## EXCERPT
# footlock climbing shoes



## kurtztree (Sep 10, 2003)

What type and brand of shoes do you use for the footlock climbing technique? My logger boots dont work to well. Trying to get away from old guy climbing.


----------



## BigJohn (Sep 10, 2003)

I found that the Merrel hiking boot wooks the best. The bottom of the shoe consists of small oval shaped hollowed out "lugs".


----------



## tshanefreeman (Sep 10, 2003)

I've found that the deeper the heel ............. the better the bite when you lock the rope over your boot. My current boots are made by Terra and consist of a synthetic material instead of leather. I can't remember the name of the material at present, but if I do, I will add it to the discussion. The rougher texture definitely aids in the gripping of the rope.

Some prefer to use soft soled runners or hikers ............... I've found that the softer the sole the harder the climb is on your legs. I won't wear anything unless it has steel plates!

Yet, at the end of the day, the final choice is yours.


----------



## rahtreelimbs (Sep 10, 2003)

For me, I have found that I hiker style boot works well. The boot style that has a slight curve in front of the heel for your spikes ( removals only ). For me, too much heel allows the rope to fall thru when you step the other foot on top.


----------



## NeTree (Sep 11, 2003)

I like the $20 wal-mart hiking boots for limbwalking and footlocking. The cheaper boots have a more flexible sole and seem to grip the rope better than any other boots I've used. But that's just my personal preferance. Whatever feels and works best for you might be alot different.


----------



## njarbor (Sep 11, 2003)

i disagree with tshanefreeman, i usually wear chippewa logging boots when im in a tree and they have quite a heel on them . the problem is that you cant get any bite on the rope when you are trying to footlock . it may work for some but not for me . i need semi flat hiking boots . doesnt really matter cus i never footlock on the job. not that good at it yet


----------



## jblimbwalker (Sep 11, 2003)

Footlocking fast and effeciently in loggers is possible. When my boss first started teaching me to foot lock he told me it would be impossible to learn with loggers. "You're gonna have to get some of those hiking type boots, or you'll never get it." Well, he was wrong. I did abandon the loggers for a day, resulting in a smashed toe while chipping brush. Threw those hikers in the closet and went back to my loggers (steel shank, steel toe, large heel). My footlock time is on par with my boss' when he was in jamborees and he was winning the FL event often. You can FL with loggers, don't let anyone tell you any different.


----------



## NeTree (Sep 11, 2003)

...allow me to add that my hikers have STEEL TOES...


----------



## timberfell (Sep 11, 2003)

I am using Lowa Renegade hiking boots for FL. They have a standard hiking sole. They work well for me. www.sierratradingpost.com sells them.

I have seen a few guys that can footlock with a logger heel but I can't do it well enough to justify it myself. 

I do however put my Red Wing loggers on when I have to wear my spikes.

Kurt


----------



## MasterBlaster (Sep 11, 2003)

Footlock???

## DATA SEGMENT
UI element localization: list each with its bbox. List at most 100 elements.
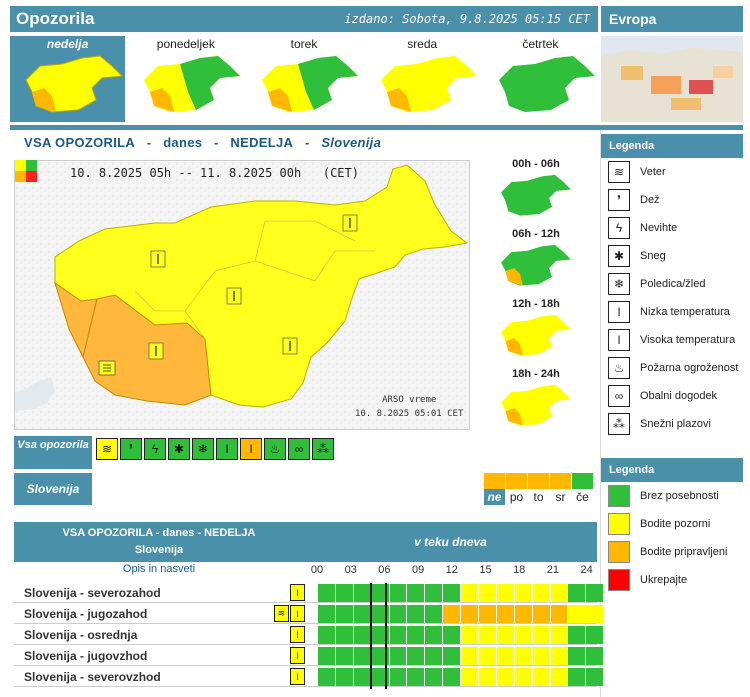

## GIVEN TASK A
Answer these questions using the thread on footlock climbing shoes:
(i) Which brand of hiking boot did BigJohn find works best?
(ii) What are tshanefreeman's Terra boots made of instead of leather?
(iii) What happened to jblimbwalker on the day the loggers were abandoned?
## GIVEN TASK B
Proceed with the thread on footlock climbing shoes, starting after its final post.
The data shown here comes from a separate source that has no connection to the thread.

## EXERCISE RESULT A
(i) Merrel.
(ii) A synthetic material.
(iii) A smashed toe while chipping brush.

## EXERCISE RESULT B
----------



## John Paul Sanborn (Sep 11, 2003)

My boot decision looks at all day comfort and ankle support too. Wear potential is a big thing too.

I like mountain/hikers because of their design for durability and comfort. I've got a few sore toes over the years, but nothing seriouse.

I'm in a $189 pair of REI SpiritII with gortex lining, which is great for rain and days with heavy dew.

At least for me I've found that the cheaper boots don't work as well for limbwalks and such where a better gripping sole is needed. I know some guys who wear rock shoes on trim jobs. Does not sound comfortable to me.


----------



## Tree Machine (Sep 11, 2003)

Yea, what JP said. All-day comfort since they're the only piece of gear you'll own that's in use before you leave the house until after you get home.

I've been taking pictures of my climbing boots for several years now, new, and then fully blown-out. I keep track of how long they last, what parts of the boot fails first and the plusses and minusses of that model. In seeking out a new pair, I try to find something better than the last pair, but at this point in time, 13 pairs later, I'm at an impasse. I feel with all my heart, that the ultimate tree climbing boot has yet to be developed. I've had some really good ones, and I understand what features rock my world, but 'really good' is as far as I've gotten.

I like, and will continue to use, mountain boots, mainly because of availability. Any one of us can find em at the local sporting goods stores. I can't mail order them because I need to put them on, test their fit, roll to test ankle support, twist them to feel lateral torsion and wear them to 'feel' the softness / hardness of the sole rubber.

I go through two to three pair a year - an expensive habit- but some day a GREAT boot will be developed and it'll utilize kevlar thread, or something and maybe I can get a full year out of them, which would make my wife (and me) very happy.

The images are of new boots. Upper left, no depth to the sole contour in front of the heel. Didn't make the cut. Upper right boot, the sole rubber was very firm, almost hard. Knew from experience that was not helpful. Bottom boot, the winner, that particular day. Good ankle support (extremely important in my case), nice rounded contour of the sole arch in front of the heel. Deep enough for that occasional spike application. Nice, medium-soft rubber compound, grippy on inclined limbs and really good for footlocking. The sole is molded around a fiberglass plate that goes toe-to-heel, allowing me to step into a tight V-crotch and not cup around and crush my foot from the sides.

This particular pair, the Salomon STF6 GTX, were good enough for me to feel like it raised my climbing ability a notch. Problem is, they only lasted 4 months. Regardless, I bought a second pair after I blew the first ones to shreds because they climbed _so exceptionally well_ and were very comfortable after I abused them a couple weeks through wet and dry, and then put a gel-sole foot bed in em.

I moved onto a set of Vasques after that that were really good, but not really, REALLY good. They held up for 6 months, though, which is pretty good for me. Right now I'm back in Salomons, an expensive GoreTex model, but they've been much worse than I could have imagined, in a number of ways. I am less of a climber now than I was a pair ago. -TM-


----------



## Tree Machine (Sep 11, 2003)

*Footwear for the trees.*

Ooops. Forgot to drop in the image. -TM-


----------



## John Paul Sanborn (Sep 11, 2003)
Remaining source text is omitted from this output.